TASK DIRECTIONS
How many lines in the entries contain the string "button"? Reply with the number only.

Annotated element listings:
::::::::::
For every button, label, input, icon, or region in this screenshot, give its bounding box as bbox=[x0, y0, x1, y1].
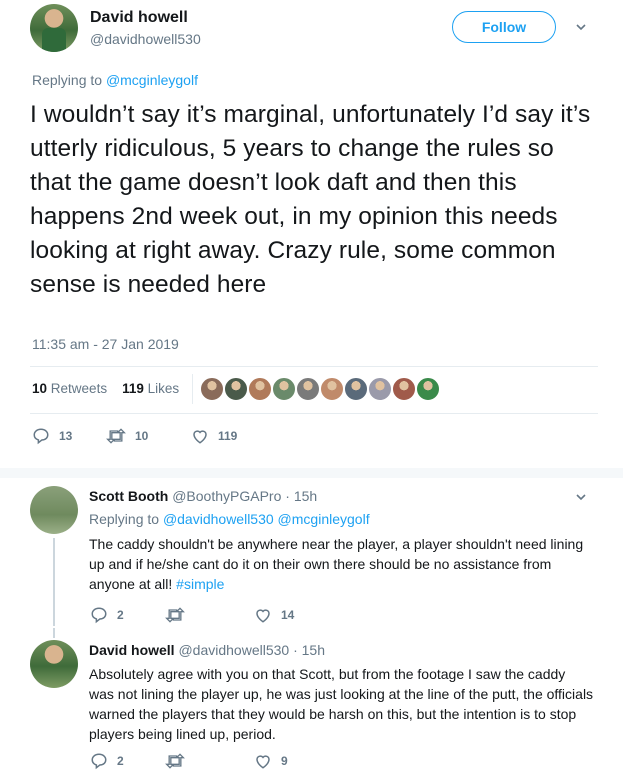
hashtag-link[interactable]: #simple bbox=[176, 576, 224, 592]
replying-to-link[interactable]: @davidhowell530 @mcginleygolf bbox=[163, 511, 370, 527]
avatar[interactable] bbox=[30, 640, 78, 688]
reply-count: 13 bbox=[59, 429, 73, 443]
author-name[interactable]: David howell bbox=[90, 9, 188, 27]
retweet-icon bbox=[165, 753, 185, 769]
likes-label: Likes bbox=[147, 381, 180, 396]
likes-stat[interactable]: 119 Likes bbox=[122, 381, 179, 396]
retweet-action[interactable] bbox=[165, 752, 194, 770]
liker-avatar[interactable] bbox=[344, 377, 368, 401]
tweet-stats: 10 Retweets 119 Likes bbox=[32, 381, 179, 396]
like-action[interactable]: 9 bbox=[254, 752, 288, 770]
reply-text-body: The caddy shouldn't be anywhere near the… bbox=[89, 536, 584, 592]
like-count: 9 bbox=[281, 754, 288, 768]
replying-prefix: Replying to bbox=[32, 72, 103, 88]
likes-count: 119 bbox=[122, 381, 144, 396]
thread-line bbox=[53, 628, 55, 638]
chevron-down-icon[interactable] bbox=[576, 24, 586, 34]
heart-icon bbox=[193, 430, 207, 444]
tweet-timestamp[interactable]: 11:35 am - 27 Jan 2019 bbox=[32, 336, 179, 352]
retweet-icon bbox=[106, 428, 126, 444]
reply-icon bbox=[91, 607, 107, 624]
tweet-text: I wouldn’t say it’s marginal, unfortunat… bbox=[30, 101, 591, 298]
reply-icon bbox=[33, 428, 49, 445]
replying-to-link[interactable]: @mcginleygolf bbox=[106, 72, 198, 88]
reply-author-handle[interactable]: @BoothyPGAPro bbox=[172, 488, 281, 504]
stats-separator bbox=[192, 374, 193, 404]
liker-avatar[interactable] bbox=[224, 377, 248, 401]
like-count: 119 bbox=[218, 429, 238, 443]
replying-to: Replying to @mcginleygolf bbox=[32, 72, 198, 88]
reply-action[interactable]: 2 bbox=[90, 606, 124, 624]
reply-author-handle[interactable]: @davidhowell530 bbox=[178, 642, 289, 658]
reply-tweet[interactable]: David howell @davidhowell530 · 15h Absol… bbox=[0, 628, 623, 780]
chevron-down-icon[interactable] bbox=[576, 494, 586, 504]
retweet-action[interactable] bbox=[165, 606, 194, 624]
author-handle[interactable]: @davidhowell530 bbox=[90, 31, 201, 47]
reply-action[interactable]: 2 bbox=[90, 752, 124, 770]
liker-avatar[interactable] bbox=[296, 377, 320, 401]
retweets-count: 10 bbox=[32, 381, 48, 396]
reply-header: Scott Booth @BoothyPGAPro · 15h bbox=[89, 488, 317, 504]
retweet-action[interactable]: 10 bbox=[106, 427, 148, 445]
section-separator bbox=[0, 468, 623, 478]
avatar[interactable] bbox=[30, 486, 78, 534]
reply-time[interactable]: · 15h bbox=[285, 488, 317, 504]
liker-avatar[interactable] bbox=[416, 377, 440, 401]
reply-author-name[interactable]: Scott Booth bbox=[89, 488, 168, 504]
reply-tweet[interactable]: Scott Booth @BoothyPGAPro · 15h Replying… bbox=[0, 478, 623, 628]
reply-icon bbox=[91, 753, 107, 770]
reply-count: 2 bbox=[117, 608, 124, 622]
replying-prefix: Replying to bbox=[89, 511, 160, 527]
like-action[interactable]: 119 bbox=[191, 427, 237, 445]
retweet-icon bbox=[165, 607, 185, 623]
liker-avatar[interactable] bbox=[272, 377, 296, 401]
like-action[interactable]: 14 bbox=[254, 606, 294, 624]
like-count: 14 bbox=[281, 608, 295, 622]
divider bbox=[30, 413, 598, 414]
liker-avatar[interactable] bbox=[248, 377, 272, 401]
reply-text: The caddy shouldn't be anywhere near the… bbox=[89, 534, 594, 594]
reply-header: David howell @davidhowell530 · 15h bbox=[89, 642, 325, 658]
retweets-label: Retweets bbox=[50, 381, 108, 396]
author-avatar[interactable] bbox=[30, 4, 78, 52]
heart-icon bbox=[256, 609, 270, 623]
liker-avatar[interactable] bbox=[368, 377, 392, 401]
thread-line bbox=[53, 538, 55, 626]
reply-action[interactable]: 13 bbox=[32, 427, 72, 445]
reply-author-name[interactable]: David howell bbox=[89, 642, 175, 658]
reply-text: Absolutely agree with you on that Scott,… bbox=[89, 666, 594, 742]
liker-avatar[interactable] bbox=[200, 377, 224, 401]
reply-time[interactable]: · 15h bbox=[293, 642, 325, 658]
liker-avatar[interactable] bbox=[392, 377, 416, 401]
divider bbox=[30, 366, 598, 367]
retweet-stat[interactable]: 10 Retweets bbox=[32, 381, 107, 396]
follow-button[interactable]: Follow bbox=[452, 11, 556, 43]
reply-count: 2 bbox=[117, 754, 124, 768]
heart-icon bbox=[256, 755, 270, 769]
liker-avatar[interactable] bbox=[320, 377, 344, 401]
reply-replying-to: Replying to @davidhowell530 @mcginleygol… bbox=[89, 511, 370, 527]
retweet-count: 10 bbox=[135, 429, 149, 443]
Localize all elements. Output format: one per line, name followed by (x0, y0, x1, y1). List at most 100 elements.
::::::::::
TASK RESPONSE
2